WHAT YOU WILL DO – Of the lines in the records that follow, how many include the word "text"? Answer with a bare number.

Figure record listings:
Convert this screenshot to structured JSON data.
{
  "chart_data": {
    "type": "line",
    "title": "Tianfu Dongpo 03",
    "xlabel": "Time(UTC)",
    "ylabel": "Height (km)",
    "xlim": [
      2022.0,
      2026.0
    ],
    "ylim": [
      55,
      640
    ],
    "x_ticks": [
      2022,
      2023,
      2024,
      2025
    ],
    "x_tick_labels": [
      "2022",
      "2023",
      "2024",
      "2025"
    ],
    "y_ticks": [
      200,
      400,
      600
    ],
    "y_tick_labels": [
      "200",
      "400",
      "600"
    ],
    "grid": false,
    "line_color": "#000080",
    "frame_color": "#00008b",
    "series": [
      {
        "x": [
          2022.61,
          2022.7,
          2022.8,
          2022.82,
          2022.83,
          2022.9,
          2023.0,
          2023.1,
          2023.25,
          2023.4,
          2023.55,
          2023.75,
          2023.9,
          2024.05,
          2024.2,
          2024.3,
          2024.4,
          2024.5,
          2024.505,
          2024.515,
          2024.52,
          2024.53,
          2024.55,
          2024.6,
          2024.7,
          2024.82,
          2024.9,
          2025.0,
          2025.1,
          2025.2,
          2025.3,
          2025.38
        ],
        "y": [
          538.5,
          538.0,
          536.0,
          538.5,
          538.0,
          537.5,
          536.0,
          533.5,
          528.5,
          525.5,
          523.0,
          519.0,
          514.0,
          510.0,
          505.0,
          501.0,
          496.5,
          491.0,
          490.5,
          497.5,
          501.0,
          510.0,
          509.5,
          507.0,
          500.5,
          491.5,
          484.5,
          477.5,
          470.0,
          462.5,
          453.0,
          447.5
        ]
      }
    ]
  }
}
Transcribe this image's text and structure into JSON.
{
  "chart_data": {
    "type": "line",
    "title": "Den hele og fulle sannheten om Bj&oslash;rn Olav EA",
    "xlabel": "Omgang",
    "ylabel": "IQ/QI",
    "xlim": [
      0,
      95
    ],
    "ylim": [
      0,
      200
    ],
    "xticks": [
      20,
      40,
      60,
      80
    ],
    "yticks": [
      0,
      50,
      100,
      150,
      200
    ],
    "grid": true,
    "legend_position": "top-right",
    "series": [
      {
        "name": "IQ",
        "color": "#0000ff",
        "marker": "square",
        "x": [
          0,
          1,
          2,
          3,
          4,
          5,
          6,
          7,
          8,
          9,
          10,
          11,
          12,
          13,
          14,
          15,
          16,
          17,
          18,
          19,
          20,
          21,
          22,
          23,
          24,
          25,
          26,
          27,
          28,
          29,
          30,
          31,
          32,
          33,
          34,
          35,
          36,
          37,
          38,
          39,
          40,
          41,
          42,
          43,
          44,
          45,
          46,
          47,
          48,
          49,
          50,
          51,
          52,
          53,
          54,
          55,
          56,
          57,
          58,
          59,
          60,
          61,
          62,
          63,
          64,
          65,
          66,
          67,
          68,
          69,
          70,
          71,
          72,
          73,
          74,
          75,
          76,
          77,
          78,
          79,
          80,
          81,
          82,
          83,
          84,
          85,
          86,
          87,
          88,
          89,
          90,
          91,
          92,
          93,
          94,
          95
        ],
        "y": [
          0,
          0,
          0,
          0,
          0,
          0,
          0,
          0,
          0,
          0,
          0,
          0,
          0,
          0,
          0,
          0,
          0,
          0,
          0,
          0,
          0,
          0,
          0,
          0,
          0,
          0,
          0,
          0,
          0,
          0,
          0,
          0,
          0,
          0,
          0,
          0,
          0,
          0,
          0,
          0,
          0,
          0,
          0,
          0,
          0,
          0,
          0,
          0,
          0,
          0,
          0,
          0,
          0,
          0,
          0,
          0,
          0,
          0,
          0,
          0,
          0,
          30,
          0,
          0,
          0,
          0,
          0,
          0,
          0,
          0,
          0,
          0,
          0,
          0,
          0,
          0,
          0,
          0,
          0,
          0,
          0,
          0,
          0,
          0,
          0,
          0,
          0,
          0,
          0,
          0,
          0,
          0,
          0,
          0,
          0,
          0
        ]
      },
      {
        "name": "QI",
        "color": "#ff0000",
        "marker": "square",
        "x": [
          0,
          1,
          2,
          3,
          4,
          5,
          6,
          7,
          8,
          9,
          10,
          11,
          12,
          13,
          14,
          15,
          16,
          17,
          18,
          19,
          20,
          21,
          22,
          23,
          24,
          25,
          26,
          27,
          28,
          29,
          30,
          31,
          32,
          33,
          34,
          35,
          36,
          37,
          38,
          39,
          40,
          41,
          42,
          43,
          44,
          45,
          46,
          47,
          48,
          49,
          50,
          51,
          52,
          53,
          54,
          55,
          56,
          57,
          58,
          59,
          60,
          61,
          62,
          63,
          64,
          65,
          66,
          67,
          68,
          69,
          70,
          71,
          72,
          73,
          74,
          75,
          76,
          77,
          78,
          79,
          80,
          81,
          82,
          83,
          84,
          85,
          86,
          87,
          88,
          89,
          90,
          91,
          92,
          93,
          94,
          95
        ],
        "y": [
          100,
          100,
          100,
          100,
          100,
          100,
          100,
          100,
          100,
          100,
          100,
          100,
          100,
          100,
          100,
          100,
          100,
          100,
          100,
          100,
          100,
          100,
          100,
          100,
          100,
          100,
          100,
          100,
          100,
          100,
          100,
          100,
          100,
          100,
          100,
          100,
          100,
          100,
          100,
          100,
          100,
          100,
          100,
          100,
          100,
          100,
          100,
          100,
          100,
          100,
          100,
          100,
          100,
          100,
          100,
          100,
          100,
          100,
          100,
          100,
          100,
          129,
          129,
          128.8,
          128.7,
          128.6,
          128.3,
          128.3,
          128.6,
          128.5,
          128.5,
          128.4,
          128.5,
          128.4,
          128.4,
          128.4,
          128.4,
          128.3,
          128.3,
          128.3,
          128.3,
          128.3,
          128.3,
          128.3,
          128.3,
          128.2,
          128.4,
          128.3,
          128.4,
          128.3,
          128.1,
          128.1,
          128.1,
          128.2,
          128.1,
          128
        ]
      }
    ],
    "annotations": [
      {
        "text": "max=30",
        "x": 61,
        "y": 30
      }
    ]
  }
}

EXERCISE RESULT – 2